*Required task:* Return each line containing "value".

═══ Records for this exercise

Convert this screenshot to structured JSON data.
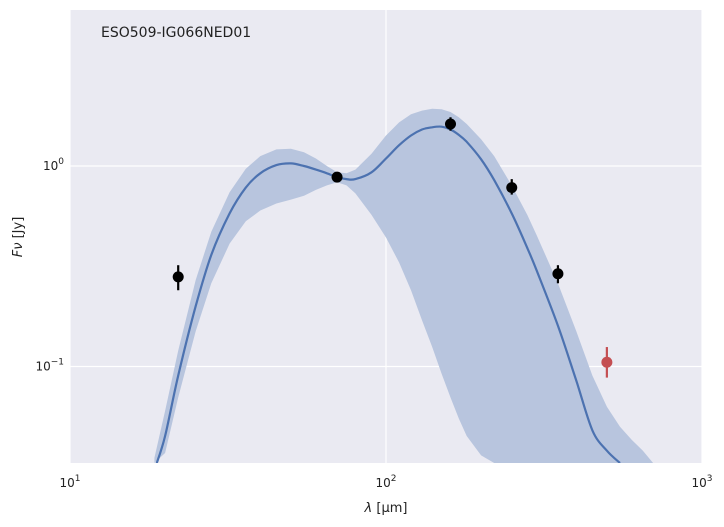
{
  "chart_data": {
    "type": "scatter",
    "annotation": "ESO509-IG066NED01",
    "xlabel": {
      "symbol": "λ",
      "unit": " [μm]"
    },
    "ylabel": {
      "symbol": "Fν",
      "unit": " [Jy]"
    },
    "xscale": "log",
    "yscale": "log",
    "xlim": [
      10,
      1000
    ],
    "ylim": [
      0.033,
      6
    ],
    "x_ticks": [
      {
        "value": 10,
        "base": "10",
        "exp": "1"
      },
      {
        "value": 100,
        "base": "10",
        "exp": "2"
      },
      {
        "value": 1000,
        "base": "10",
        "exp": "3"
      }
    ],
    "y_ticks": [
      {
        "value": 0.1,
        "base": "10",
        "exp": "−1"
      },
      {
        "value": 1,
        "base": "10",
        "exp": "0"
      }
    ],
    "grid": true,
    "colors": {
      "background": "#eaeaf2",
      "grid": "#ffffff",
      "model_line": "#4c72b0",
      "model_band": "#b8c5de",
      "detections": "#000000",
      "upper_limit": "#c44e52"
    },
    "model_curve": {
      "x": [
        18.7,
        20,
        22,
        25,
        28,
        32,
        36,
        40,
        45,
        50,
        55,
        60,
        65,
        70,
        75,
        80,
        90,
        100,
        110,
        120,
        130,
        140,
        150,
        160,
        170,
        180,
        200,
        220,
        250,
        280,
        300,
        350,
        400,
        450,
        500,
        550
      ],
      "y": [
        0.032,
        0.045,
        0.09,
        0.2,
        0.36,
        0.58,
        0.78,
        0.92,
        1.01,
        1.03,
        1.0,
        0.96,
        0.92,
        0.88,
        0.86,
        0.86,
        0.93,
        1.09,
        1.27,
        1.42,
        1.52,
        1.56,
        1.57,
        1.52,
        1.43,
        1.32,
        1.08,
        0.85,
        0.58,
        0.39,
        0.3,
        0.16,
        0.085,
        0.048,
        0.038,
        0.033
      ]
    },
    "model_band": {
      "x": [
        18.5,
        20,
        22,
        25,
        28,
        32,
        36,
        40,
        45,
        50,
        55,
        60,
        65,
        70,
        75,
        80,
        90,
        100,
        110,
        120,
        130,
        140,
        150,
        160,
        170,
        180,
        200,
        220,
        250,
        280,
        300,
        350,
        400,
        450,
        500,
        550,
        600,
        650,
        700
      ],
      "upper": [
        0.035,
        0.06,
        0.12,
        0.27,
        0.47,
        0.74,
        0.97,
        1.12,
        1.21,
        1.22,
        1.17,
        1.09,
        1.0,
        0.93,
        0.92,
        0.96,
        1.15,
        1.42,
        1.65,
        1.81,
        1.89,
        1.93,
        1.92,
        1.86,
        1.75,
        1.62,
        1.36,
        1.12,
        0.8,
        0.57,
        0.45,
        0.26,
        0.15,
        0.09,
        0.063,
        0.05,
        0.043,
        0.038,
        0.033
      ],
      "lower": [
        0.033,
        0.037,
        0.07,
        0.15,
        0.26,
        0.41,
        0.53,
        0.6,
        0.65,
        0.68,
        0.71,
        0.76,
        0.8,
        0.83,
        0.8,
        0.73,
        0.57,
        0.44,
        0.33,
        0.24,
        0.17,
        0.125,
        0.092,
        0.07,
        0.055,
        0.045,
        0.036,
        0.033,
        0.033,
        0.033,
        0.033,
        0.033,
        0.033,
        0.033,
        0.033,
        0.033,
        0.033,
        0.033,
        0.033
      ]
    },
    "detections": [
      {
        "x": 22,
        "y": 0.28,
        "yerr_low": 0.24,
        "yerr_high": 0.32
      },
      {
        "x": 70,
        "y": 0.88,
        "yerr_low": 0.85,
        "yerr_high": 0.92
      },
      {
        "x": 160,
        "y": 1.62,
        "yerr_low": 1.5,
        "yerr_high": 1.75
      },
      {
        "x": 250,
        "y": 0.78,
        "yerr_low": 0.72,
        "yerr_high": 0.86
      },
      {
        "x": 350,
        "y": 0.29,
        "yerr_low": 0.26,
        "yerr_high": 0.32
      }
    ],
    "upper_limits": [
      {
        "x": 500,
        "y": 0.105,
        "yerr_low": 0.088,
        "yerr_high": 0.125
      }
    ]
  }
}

══════

*Answer to the exercise:*
        "value": 10,
        "value": 100,
        "value": 1000,
        "value": 0.1,
        "value": 1,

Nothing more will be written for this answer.